▶ _Exercise material_
_ _ _ _ _ _ _
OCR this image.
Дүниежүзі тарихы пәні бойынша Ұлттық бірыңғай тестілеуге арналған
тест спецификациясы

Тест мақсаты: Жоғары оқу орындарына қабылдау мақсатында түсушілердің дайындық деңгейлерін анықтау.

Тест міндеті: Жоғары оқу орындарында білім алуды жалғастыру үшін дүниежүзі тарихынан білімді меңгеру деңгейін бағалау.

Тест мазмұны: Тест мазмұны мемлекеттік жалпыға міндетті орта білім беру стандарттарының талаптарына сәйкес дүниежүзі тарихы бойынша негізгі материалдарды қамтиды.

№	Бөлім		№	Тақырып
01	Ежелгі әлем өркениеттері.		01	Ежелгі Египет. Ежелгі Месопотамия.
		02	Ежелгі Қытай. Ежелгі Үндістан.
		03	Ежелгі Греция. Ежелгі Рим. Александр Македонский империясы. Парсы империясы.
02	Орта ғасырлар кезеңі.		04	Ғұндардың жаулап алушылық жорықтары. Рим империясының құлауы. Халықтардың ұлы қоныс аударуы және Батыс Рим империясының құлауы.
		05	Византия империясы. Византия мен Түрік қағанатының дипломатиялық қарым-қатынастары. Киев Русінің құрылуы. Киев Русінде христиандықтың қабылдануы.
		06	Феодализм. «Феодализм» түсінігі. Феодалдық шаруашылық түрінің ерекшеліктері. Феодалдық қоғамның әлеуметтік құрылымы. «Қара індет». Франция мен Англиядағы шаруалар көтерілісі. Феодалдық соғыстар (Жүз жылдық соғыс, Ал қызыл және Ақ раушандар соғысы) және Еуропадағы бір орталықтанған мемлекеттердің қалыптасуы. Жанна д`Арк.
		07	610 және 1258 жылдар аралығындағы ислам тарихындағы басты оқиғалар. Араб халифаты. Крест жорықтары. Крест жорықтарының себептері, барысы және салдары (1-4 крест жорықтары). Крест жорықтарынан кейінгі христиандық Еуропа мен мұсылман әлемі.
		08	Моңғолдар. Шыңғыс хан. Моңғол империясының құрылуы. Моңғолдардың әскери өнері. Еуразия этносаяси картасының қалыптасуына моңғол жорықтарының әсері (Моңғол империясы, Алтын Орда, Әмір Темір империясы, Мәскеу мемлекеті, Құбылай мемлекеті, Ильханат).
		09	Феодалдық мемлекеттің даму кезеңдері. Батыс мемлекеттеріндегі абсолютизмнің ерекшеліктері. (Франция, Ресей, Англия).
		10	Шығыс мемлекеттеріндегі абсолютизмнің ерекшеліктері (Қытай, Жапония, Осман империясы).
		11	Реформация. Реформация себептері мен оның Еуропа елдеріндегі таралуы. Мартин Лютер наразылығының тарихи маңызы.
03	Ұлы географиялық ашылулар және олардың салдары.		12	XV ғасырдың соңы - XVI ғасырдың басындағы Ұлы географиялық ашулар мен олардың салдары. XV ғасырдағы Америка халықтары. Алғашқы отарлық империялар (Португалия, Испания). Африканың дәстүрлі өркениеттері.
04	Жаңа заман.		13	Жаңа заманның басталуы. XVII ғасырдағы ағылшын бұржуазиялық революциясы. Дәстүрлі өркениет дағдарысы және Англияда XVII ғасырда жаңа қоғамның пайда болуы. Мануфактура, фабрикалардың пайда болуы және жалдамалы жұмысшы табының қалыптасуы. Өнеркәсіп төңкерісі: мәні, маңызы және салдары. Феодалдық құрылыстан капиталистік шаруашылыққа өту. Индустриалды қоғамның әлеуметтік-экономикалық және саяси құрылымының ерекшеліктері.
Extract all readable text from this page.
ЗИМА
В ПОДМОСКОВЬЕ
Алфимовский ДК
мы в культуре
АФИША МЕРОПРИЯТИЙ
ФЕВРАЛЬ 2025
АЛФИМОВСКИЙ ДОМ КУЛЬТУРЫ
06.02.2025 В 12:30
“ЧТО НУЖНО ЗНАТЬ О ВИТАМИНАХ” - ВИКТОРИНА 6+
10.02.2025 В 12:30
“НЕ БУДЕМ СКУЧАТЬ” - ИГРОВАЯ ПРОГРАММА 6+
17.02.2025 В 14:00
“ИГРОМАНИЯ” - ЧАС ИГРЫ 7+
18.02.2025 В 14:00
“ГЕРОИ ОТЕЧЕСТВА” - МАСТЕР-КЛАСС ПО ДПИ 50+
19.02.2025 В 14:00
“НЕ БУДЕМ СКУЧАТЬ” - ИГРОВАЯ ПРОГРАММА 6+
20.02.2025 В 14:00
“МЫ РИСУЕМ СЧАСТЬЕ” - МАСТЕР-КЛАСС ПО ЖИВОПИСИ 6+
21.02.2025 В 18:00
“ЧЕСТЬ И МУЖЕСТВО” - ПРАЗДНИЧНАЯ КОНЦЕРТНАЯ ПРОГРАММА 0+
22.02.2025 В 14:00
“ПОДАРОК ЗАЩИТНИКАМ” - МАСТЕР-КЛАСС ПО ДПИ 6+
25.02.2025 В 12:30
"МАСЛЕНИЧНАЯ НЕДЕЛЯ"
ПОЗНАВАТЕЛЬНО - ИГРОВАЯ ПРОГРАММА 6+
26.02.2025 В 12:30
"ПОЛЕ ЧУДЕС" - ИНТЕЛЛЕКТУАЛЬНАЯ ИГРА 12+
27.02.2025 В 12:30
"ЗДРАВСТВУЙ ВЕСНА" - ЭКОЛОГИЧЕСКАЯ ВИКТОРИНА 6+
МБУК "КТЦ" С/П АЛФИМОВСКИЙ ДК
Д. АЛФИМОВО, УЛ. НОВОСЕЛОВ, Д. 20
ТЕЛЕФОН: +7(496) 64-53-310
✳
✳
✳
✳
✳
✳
_ _ _ _ _ _ _
Copy every line of the listing where the word "бойынша" appears.

Дүниежүзі тарихы пәні бойынша Ұлттық бірыңғай тестілеуге арналған
Тест мазмұны: Тест мазмұны мемлекеттік жалпыға міндетті орта білім беру стандарттарының талаптарына сәйкес дүниежүзі тарихы бойынша негізгі материалдарды қамтиды.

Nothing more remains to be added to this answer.